Instructions to follow
Pick every line with "Price" from the material below.

Some records
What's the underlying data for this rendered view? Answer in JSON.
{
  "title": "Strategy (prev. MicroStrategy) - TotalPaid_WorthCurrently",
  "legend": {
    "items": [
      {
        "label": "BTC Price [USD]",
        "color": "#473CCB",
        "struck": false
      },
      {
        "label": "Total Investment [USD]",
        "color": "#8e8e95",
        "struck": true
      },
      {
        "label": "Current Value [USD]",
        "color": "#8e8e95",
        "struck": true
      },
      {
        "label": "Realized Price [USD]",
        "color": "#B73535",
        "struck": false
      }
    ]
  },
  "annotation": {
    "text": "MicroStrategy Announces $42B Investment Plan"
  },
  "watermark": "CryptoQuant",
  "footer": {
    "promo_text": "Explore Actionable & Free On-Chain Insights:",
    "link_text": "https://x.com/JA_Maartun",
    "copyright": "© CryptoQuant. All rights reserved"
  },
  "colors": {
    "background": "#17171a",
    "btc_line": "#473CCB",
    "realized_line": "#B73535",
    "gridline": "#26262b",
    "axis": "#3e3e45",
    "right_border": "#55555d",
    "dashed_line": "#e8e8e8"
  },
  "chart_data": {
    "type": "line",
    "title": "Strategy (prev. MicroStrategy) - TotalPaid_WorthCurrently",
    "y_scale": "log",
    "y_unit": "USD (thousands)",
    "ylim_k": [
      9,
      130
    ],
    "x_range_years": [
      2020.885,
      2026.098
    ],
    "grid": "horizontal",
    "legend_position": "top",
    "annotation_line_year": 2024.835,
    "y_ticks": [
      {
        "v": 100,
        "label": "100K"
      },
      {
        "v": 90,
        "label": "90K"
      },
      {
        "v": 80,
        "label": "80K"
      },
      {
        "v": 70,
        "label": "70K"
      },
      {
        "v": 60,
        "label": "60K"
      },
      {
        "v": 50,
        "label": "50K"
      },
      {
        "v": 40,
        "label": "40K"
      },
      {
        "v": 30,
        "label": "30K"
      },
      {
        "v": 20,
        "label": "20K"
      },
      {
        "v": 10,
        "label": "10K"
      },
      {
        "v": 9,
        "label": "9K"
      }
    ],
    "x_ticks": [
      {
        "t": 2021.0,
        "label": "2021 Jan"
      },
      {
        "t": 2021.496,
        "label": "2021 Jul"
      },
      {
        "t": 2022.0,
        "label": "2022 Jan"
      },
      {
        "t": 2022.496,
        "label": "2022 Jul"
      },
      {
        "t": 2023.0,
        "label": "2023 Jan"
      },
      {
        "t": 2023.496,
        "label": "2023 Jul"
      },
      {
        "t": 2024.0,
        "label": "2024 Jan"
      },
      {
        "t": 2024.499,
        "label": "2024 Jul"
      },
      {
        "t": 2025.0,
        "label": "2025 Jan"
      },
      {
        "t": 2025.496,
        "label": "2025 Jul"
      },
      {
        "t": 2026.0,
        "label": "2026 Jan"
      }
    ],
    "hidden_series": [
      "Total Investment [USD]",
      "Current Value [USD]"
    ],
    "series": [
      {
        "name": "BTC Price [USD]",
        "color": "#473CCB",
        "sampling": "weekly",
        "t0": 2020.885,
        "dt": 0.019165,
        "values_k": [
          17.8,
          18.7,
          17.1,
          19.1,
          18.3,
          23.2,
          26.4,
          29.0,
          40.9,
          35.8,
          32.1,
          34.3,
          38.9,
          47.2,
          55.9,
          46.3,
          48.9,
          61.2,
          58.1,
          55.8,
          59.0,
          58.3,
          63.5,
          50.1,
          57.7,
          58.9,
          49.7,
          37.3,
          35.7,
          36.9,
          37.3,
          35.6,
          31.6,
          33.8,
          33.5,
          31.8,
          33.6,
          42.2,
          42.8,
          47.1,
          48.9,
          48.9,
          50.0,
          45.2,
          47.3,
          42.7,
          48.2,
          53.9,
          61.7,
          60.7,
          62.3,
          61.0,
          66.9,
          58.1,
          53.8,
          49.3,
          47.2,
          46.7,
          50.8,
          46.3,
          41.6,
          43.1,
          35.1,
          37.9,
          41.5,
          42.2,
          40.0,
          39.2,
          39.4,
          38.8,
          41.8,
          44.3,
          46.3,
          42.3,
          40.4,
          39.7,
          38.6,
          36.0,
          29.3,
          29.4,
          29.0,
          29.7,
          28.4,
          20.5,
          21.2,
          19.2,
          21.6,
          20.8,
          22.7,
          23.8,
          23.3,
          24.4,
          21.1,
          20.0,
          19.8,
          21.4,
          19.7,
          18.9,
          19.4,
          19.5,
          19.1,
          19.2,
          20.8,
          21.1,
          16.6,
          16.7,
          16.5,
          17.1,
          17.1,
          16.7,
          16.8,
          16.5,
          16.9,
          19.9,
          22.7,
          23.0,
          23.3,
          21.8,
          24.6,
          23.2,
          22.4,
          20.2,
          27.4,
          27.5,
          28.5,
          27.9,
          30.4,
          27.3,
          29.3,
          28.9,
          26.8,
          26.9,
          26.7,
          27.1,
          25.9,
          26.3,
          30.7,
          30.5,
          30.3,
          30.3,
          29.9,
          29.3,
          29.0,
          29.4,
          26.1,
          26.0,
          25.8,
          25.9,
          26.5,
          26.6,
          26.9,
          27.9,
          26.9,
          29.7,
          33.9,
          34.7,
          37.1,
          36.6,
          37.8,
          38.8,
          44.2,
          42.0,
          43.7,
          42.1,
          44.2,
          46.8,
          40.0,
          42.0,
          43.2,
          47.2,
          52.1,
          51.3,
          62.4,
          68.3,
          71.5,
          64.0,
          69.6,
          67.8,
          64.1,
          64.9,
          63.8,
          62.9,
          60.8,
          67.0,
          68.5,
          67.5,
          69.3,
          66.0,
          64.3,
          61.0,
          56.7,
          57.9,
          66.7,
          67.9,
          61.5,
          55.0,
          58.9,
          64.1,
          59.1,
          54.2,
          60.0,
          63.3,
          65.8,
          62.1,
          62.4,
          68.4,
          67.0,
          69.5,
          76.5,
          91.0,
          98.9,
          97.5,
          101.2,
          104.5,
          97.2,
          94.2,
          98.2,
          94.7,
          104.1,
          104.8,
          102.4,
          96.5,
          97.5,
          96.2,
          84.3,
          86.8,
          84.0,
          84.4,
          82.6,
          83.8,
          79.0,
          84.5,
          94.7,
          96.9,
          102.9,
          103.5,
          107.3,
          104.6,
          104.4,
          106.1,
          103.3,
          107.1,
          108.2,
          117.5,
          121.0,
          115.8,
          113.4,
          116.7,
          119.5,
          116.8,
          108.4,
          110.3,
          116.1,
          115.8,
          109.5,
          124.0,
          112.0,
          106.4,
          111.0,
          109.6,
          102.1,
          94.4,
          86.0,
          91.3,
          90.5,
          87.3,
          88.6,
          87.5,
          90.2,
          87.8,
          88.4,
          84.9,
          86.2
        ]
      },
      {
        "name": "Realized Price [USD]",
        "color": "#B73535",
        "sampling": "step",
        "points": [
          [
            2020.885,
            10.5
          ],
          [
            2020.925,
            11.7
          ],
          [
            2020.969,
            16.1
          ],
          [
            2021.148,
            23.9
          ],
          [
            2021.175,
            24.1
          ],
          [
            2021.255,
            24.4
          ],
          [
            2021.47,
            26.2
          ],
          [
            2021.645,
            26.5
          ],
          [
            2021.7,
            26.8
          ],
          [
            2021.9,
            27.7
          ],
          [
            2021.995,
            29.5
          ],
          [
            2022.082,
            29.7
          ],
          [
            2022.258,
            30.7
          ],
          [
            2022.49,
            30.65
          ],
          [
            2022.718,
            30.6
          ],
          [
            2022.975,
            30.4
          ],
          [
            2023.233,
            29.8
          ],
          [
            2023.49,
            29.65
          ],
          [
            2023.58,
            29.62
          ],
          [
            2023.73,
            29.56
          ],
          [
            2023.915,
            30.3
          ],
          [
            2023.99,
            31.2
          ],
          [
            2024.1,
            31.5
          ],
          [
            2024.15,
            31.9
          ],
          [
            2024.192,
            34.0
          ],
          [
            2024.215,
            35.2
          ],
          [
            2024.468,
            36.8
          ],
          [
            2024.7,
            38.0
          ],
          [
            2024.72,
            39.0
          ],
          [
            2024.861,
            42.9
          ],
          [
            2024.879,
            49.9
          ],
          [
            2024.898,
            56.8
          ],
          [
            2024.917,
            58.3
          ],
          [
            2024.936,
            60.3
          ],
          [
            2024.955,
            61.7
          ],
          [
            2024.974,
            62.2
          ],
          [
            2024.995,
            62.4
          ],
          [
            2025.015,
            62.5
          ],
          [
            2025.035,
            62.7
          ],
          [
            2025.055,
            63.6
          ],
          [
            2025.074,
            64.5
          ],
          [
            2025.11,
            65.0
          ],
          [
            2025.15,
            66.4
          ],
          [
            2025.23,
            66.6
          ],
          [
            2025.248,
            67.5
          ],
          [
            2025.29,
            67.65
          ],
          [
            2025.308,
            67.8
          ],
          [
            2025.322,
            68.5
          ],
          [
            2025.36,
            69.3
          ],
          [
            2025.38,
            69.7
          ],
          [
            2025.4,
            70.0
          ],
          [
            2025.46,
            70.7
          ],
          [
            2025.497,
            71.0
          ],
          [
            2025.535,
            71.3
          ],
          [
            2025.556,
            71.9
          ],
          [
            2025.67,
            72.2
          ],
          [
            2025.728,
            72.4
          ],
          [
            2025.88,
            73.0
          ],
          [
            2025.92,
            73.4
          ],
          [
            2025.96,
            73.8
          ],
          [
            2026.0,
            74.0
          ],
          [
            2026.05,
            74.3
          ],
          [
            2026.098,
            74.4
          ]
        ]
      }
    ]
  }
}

Result
        "label": "BTC Price [USD]",
        "label": "Realized Price [USD]",
        "name": "BTC Price [USD]",
        "name": "Realized Price [USD]",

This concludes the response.